* GIVEN INSTRUCTION
Restate the records that follow word for word; no pictures should appear.

* EXTRACTED DATA

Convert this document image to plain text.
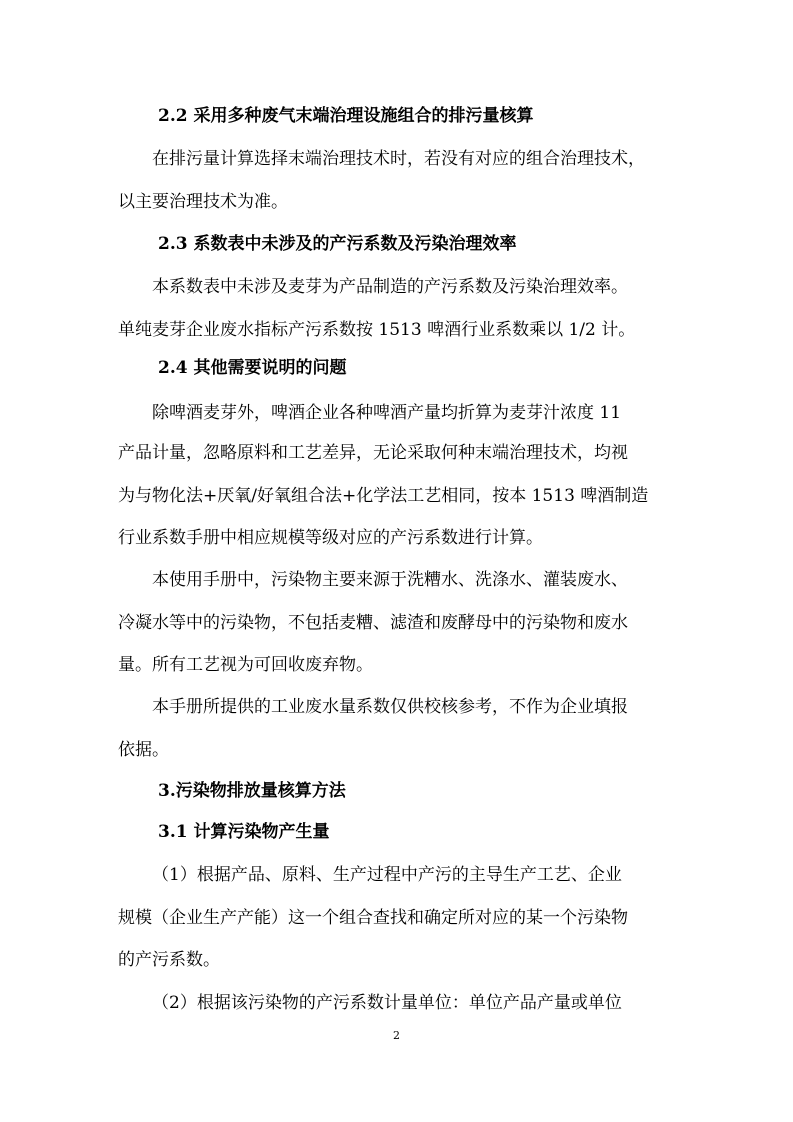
2.2 采用多种废气末端治理设施组合的排污量核算
在排污量计算选择末端治理技术时，若没有对应的组合治理技术，
以主要治理技术为准。
2.3 系数表中未涉及的产污系数及污染治理效率
本系数表中未涉及麦芽为产品制造的产污系数及污染治理效率。
单纯麦芽企业废水指标产污系数按 1513 啤酒行业系数乘以 1/2 计。
2.4 其他需要说明的问题
除啤酒麦芽外，啤酒企业各种啤酒产量均折算为麦芽汁浓度 11
产品计量，忽略原料和工艺差异，无论采取何种末端治理技术，均视
为与物化法+厌氧/好氧组合法+化学法工艺相同，按本 1513 啤酒制造
行业系数手册中相应规模等级对应的产污系数进行计算。
本使用手册中，污染物主要来源于洗糟水、洗涤水、灌装废水、
冷凝水等中的污染物，不包括麦糟、滤渣和废酵母中的污染物和废水
量。所有工艺视为可回收废弃物。
本手册所提供的工业废水量系数仅供校核参考，不作为企业填报
依据。
3.污染物排放量核算方法
3.1 计算污染物产生量
（1）根据产品、原料、生产过程中产污的主导生产工艺、企业
规模（企业生产产能）这一个组合查找和确定所对应的某一个污染物
的产污系数。
（2）根据该污染物的产污系数计量单位：单位产品产量或单位
2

* WRITTEN SOLUTION
Convert this document image to plain text.
2.2 采用多种废气末端治理设施组合的排污量核算
在排污量计算选择末端治理技术时，若没有对应的组合治理技术，
以主要治理技术为准。
2.3 系数表中未涉及的产污系数及污染治理效率
本系数表中未涉及麦芽为产品制造的产污系数及污染治理效率。
单纯麦芽企业废水指标产污系数按 1513 啤酒行业系数乘以 1/2 计。
2.4 其他需要说明的问题
除啤酒麦芽外，啤酒企业各种啤酒产量均折算为麦芽汁浓度 11
产品计量，忽略原料和工艺差异，无论采取何种末端治理技术，均视
为与物化法+厌氧/好氧组合法+化学法工艺相同，按本 1513 啤酒制造
行业系数手册中相应规模等级对应的产污系数进行计算。
本使用手册中，污染物主要来源于洗糟水、洗涤水、灌装废水、
冷凝水等中的污染物，不包括麦糟、滤渣和废酵母中的污染物和废水
量。所有工艺视为可回收废弃物。
本手册所提供的工业废水量系数仅供校核参考，不作为企业填报
依据。
3.污染物排放量核算方法
3.1 计算污染物产生量
（1）根据产品、原料、生产过程中产污的主导生产工艺、企业
规模（企业生产产能）这一个组合查找和确定所对应的某一个污染物
的产污系数。
（2）根据该污染物的产污系数计量单位：单位产品产量或单位
2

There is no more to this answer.